* **TASK STATEMENT**
In full and without alteration, repeat the material.
[START]
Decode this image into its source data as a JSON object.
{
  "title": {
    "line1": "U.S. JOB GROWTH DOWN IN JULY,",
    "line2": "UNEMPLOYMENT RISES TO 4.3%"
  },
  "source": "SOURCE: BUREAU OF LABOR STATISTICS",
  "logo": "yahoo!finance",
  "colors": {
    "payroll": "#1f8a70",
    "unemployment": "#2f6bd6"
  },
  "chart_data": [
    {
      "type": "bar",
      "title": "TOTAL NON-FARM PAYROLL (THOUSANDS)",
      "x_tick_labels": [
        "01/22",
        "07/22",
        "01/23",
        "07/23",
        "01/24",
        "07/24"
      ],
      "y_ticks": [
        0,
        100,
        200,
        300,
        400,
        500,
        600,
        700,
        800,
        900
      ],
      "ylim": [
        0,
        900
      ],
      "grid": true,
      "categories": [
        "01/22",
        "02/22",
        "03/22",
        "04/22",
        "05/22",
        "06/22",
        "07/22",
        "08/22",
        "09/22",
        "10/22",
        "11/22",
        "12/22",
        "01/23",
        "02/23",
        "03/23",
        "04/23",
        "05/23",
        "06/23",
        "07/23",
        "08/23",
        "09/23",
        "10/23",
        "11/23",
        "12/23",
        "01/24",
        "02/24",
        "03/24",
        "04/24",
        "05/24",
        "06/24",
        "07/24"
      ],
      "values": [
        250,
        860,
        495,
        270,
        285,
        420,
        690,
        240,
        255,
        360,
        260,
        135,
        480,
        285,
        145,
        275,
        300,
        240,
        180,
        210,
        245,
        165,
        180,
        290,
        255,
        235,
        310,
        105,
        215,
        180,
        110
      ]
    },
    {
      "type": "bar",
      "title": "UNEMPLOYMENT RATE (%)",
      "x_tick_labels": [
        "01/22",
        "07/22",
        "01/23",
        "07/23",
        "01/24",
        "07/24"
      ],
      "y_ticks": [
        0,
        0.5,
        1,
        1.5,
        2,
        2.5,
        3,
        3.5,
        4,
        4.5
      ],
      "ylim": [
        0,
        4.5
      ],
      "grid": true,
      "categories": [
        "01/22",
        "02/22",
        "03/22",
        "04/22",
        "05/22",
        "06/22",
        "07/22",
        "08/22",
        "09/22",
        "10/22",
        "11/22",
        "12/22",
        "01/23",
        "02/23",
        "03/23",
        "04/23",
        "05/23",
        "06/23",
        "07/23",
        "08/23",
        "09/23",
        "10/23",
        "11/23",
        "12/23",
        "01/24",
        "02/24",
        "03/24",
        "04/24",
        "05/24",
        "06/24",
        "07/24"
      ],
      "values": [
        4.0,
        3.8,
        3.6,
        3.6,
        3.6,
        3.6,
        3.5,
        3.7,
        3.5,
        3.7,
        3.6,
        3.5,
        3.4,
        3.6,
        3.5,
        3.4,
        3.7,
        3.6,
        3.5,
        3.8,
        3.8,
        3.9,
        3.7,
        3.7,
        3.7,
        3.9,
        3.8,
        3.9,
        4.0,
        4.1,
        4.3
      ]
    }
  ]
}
[END]
* **WRITTEN ANSWER**
Decode this image into its source data as a JSON object.
{
  "title": {
    "line1": "U.S. JOB GROWTH DOWN IN JULY,",
    "line2": "UNEMPLOYMENT RISES TO 4.3%"
  },
  "source": "SOURCE: BUREAU OF LABOR STATISTICS",
  "logo": "yahoo!finance",
  "colors": {
    "payroll": "#1f8a70",
    "unemployment": "#2f6bd6"
  },
  "chart_data": [
    {
      "type": "bar",
      "title": "TOTAL NON-FARM PAYROLL (THOUSANDS)",
      "x_tick_labels": [
        "01/22",
        "07/22",
        "01/23",
        "07/23",
        "01/24",
        "07/24"
      ],
      "y_ticks": [
        0,
        100,
        200,
        300,
        400,
        500,
        600,
        700,
        800,
        900
      ],
      "ylim": [
        0,
        900
      ],
      "grid": true,
      "categories": [
        "01/22",
        "02/22",
        "03/22",
        "04/22",
        "05/22",
        "06/22",
        "07/22",
        "08/22",
        "09/22",
        "10/22",
        "11/22",
        "12/22",
        "01/23",
        "02/23",
        "03/23",
        "04/23",
        "05/23",
        "06/23",
        "07/23",
        "08/23",
        "09/23",
        "10/23",
        "11/23",
        "12/23",
        "01/24",
        "02/24",
        "03/24",
        "04/24",
        "05/24",
        "06/24",
        "07/24"
      ],
      "values": [
        250,
        860,
        495,
        270,
        285,
        420,
        690,
        240,
        255,
        360,
        260,
        135,
        480,
        285,
        145,
        275,
        300,
        240,
        180,
        210,
        245,
        165,
        180,
        290,
        255,
        235,
        310,
        105,
        215,
        180,
        110
      ]
    },
    {
      "type": "bar",
      "title": "UNEMPLOYMENT RATE (%)",
      "x_tick_labels": [
        "01/22",
        "07/22",
        "01/23",
        "07/23",
        "01/24",
        "07/24"
      ],
      "y_ticks": [
        0,
        0.5,
        1,
        1.5,
        2,
        2.5,
        3,
        3.5,
        4,
        4.5
      ],
      "ylim": [
        0,
        4.5
      ],
      "grid": true,
      "categories": [
        "01/22",
        "02/22",
        "03/22",
        "04/22",
        "05/22",
        "06/22",
        "07/22",
        "08/22",
        "09/22",
        "10/22",
        "11/22",
        "12/22",
        "01/23",
        "02/23",
        "03/23",
        "04/23",
        "05/23",
        "06/23",
        "07/23",
        "08/23",
        "09/23",
        "10/23",
        "11/23",
        "12/23",
        "01/24",
        "02/24",
        "03/24",
        "04/24",
        "05/24",
        "06/24",
        "07/24"
      ],
      "values": [
        4.0,
        3.8,
        3.6,
        3.6,
        3.6,
        3.6,
        3.5,
        3.7,
        3.5,
        3.7,
        3.6,
        3.5,
        3.4,
        3.6,
        3.5,
        3.4,
        3.7,
        3.6,
        3.5,
        3.8,
        3.8,
        3.9,
        3.7,
        3.7,
        3.7,
        3.9,
        3.8,
        3.9,
        4.0,
        4.1,
        4.3
      ]
    }
  ]
}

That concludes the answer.